[Recorded data]
------------------------------------------------------------
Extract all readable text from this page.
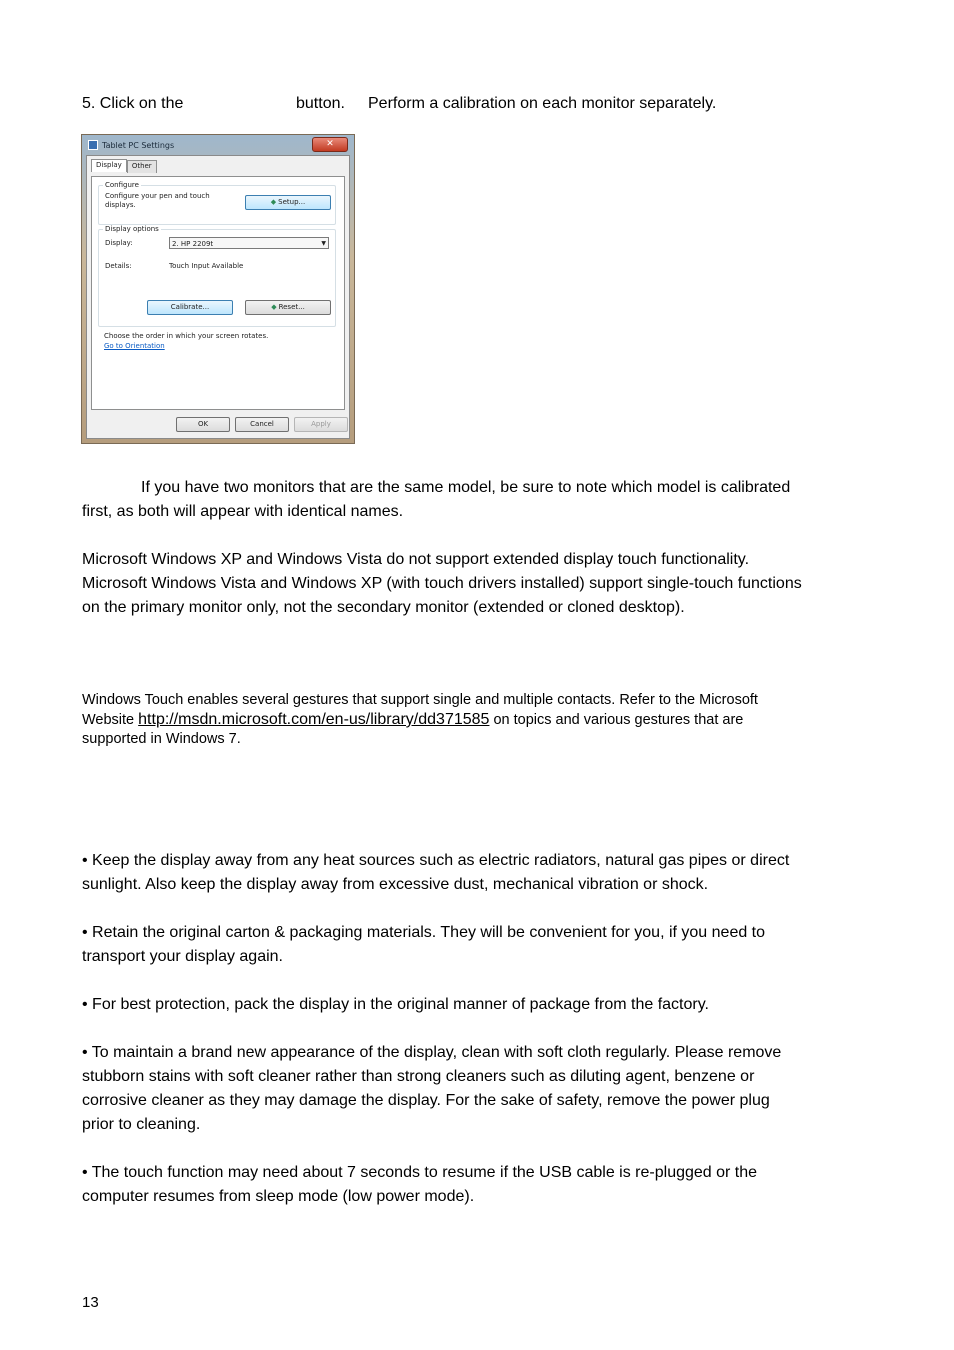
5. Click on the	button. Perform a calibration on each monitor separately.
Tablet PC Settings	✕
Display	Other
Configure
Configure your pen and touch
displays.	◆ Setup...
Display options
Display:	2. HP 2209t	▼
Details:	Touch Input Available
Calibrate...	◆ Reset...
Choose the order in which your screen rotates.
Go to Orientation
OK	Cancel	Apply
If you have two monitors that are the same model, be sure to note which model is calibrated
first, as both will appear with identical names.
Microsoft Windows XP and Windows Vista do not support extended display touch functionality.
Microsoft Windows Vista and Windows XP (with touch drivers installed) support single-touch functions
on the primary monitor only, not the secondary monitor (extended or cloned desktop).
Windows Touch enables several gestures that support single and multiple contacts. Refer to the Microsoft
Website http://msdn.microsoft.com/en-us/library/dd371585 on topics and various gestures that are
supported in Windows 7.
• Keep the display away from any heat sources such as electric radiators, natural gas pipes or direct
sunlight. Also keep the display away from excessive dust, mechanical vibration or shock.
• Retain the original carton & packaging materials. They will be convenient for you, if you need to
transport your display again.
• For best protection, pack the display in the original manner of package from the factory.
• To maintain a brand new appearance of the display, clean with soft cloth regularly. Please remove
stubborn stains with soft cleaner rather than strong cleaners such as diluting agent, benzene or
corrosive cleaner as they may damage the display. For the sake of safety, remove the power plug
prior to cleaning.
• The touch function may need about 7 seconds to resume if the USB cable is re-plugged or the
computer resumes from sleep mode (low power mode).
13
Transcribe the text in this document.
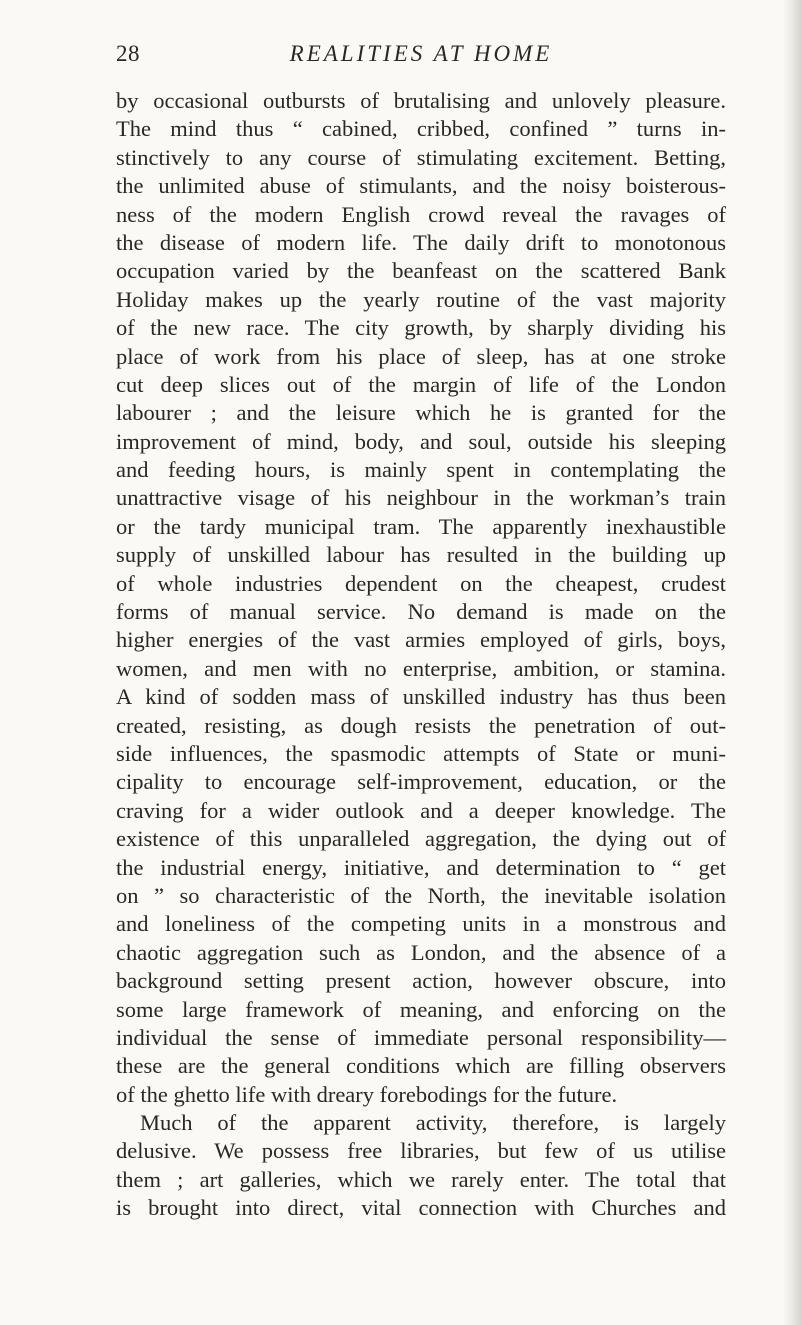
28	REALITIES AT HOME
by occasional outbursts of brutalising and unlovely pleasure.
The mind thus “ cabined, cribbed, confined ” turns in-
stinctively to any course of stimulating excitement. Betting,
the unlimited abuse of stimulants, and the noisy boisterous-
ness of the modern English crowd reveal the ravages of
the disease of modern life. The daily drift to monotonous
occupation varied by the beanfeast on the scattered Bank
Holiday makes up the yearly routine of the vast majority
of the new race. The city growth, by sharply dividing his
place of work from his place of sleep, has at one stroke
cut deep slices out of the margin of life of the London
labourer ; and the leisure which he is granted for the
improvement of mind, body, and soul, outside his sleeping
and feeding hours, is mainly spent in contemplating the
unattractive visage of his neighbour in the workman’s train
or the tardy municipal tram. The apparently inexhaustible
supply of unskilled labour has resulted in the building up
of whole industries dependent on the cheapest, crudest
forms of manual service. No demand is made on the
higher energies of the vast armies employed of girls, boys,
women, and men with no enterprise, ambition, or stamina.
A kind of sodden mass of unskilled industry has thus been
created, resisting, as dough resists the penetration of out-
side influences, the spasmodic attempts of State or muni-
cipality to encourage self-improvement, education, or the
craving for a wider outlook and a deeper knowledge. The
existence of this unparalleled aggregation, the dying out of
the industrial energy, initiative, and determination to “ get
on ” so characteristic of the North, the inevitable isolation
and loneliness of the competing units in a monstrous and
chaotic aggregation such as London, and the absence of a
background setting present action, however obscure, into
some large framework of meaning, and enforcing on the
individual the sense of immediate personal responsibility—
these are the general conditions which are filling observers
of the ghetto life with dreary forebodings for the future.
Much of the apparent activity, therefore, is largely
delusive. We possess free libraries, but few of us utilise
them ; art galleries, which we rarely enter. The total that
is brought into direct, vital connection with Churches and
------------------------------------------------------------
→ **Task statement**
Print every entry above again without changing a word, and omit the pictures.

→ **Exercise answer**
Extract all readable text from this page.
5. Click on the	button. Perform a calibration on each monitor separately.
Tablet PC Settings	✕
Display	Other
Configure
Configure your pen and touch
displays.	◆ Setup...
Display options
Display:	2. HP 2209t	▼
Details:	Touch Input Available
Calibrate...	◆ Reset...
Choose the order in which your screen rotates.
Go to Orientation
OK	Cancel	Apply
If you have two monitors that are the same model, be sure to note which model is calibrated
first, as both will appear with identical names.
Microsoft Windows XP and Windows Vista do not support extended display touch functionality.
Microsoft Windows Vista and Windows XP (with touch drivers installed) support single-touch functions
on the primary monitor only, not the secondary monitor (extended or cloned desktop).
Windows Touch enables several gestures that support single and multiple contacts. Refer to the Microsoft
Website http://msdn.microsoft.com/en-us/library/dd371585 on topics and various gestures that are
supported in Windows 7.
• Keep the display away from any heat sources such as electric radiators, natural gas pipes or direct
sunlight. Also keep the display away from excessive dust, mechanical vibration or shock.
• Retain the original carton & packaging materials. They will be convenient for you, if you need to
transport your display again.
• For best protection, pack the display in the original manner of package from the factory.
• To maintain a brand new appearance of the display, clean with soft cloth regularly. Please remove
stubborn stains with soft cleaner rather than strong cleaners such as diluting agent, benzene or
corrosive cleaner as they may damage the display. For the sake of safety, remove the power plug
prior to cleaning.
• The touch function may need about 7 seconds to resume if the USB cable is re-plugged or the
computer resumes from sleep mode (low power mode).
13
Transcribe the text in this document.
28	REALITIES AT HOME
by occasional outbursts of brutalising and unlovely pleasure.
The mind thus “ cabined, cribbed, confined ” turns in-
stinctively to any course of stimulating excitement. Betting,
the unlimited abuse of stimulants, and the noisy boisterous-
ness of the modern English crowd reveal the ravages of
the disease of modern life. The daily drift to monotonous
occupation varied by the beanfeast on the scattered Bank
Holiday makes up the yearly routine of the vast majority
of the new race. The city growth, by sharply dividing his
place of work from his place of sleep, has at one stroke
cut deep slices out of the margin of life of the London
labourer ; and the leisure which he is granted for the
improvement of mind, body, and soul, outside his sleeping
and feeding hours, is mainly spent in contemplating the
unattractive visage of his neighbour in the workman’s train
or the tardy municipal tram. The apparently inexhaustible
supply of unskilled labour has resulted in the building up
of whole industries dependent on the cheapest, crudest
forms of manual service. No demand is made on the
higher energies of the vast armies employed of girls, boys,
women, and men with no enterprise, ambition, or stamina.
A kind of sodden mass of unskilled industry has thus been
created, resisting, as dough resists the penetration of out-
side influences, the spasmodic attempts of State or muni-
cipality to encourage self-improvement, education, or the
craving for a wider outlook and a deeper knowledge. The
existence of this unparalleled aggregation, the dying out of
the industrial energy, initiative, and determination to “ get
on ” so characteristic of the North, the inevitable isolation
and loneliness of the competing units in a monstrous and
chaotic aggregation such as London, and the absence of a
background setting present action, however obscure, into
some large framework of meaning, and enforcing on the
individual the sense of immediate personal responsibility—
these are the general conditions which are filling observers
of the ghetto life with dreary forebodings for the future.
Much of the apparent activity, therefore, is largely
delusive. We possess free libraries, but few of us utilise
them ; art galleries, which we rarely enter. The total that
is brought into direct, vital connection with Churches and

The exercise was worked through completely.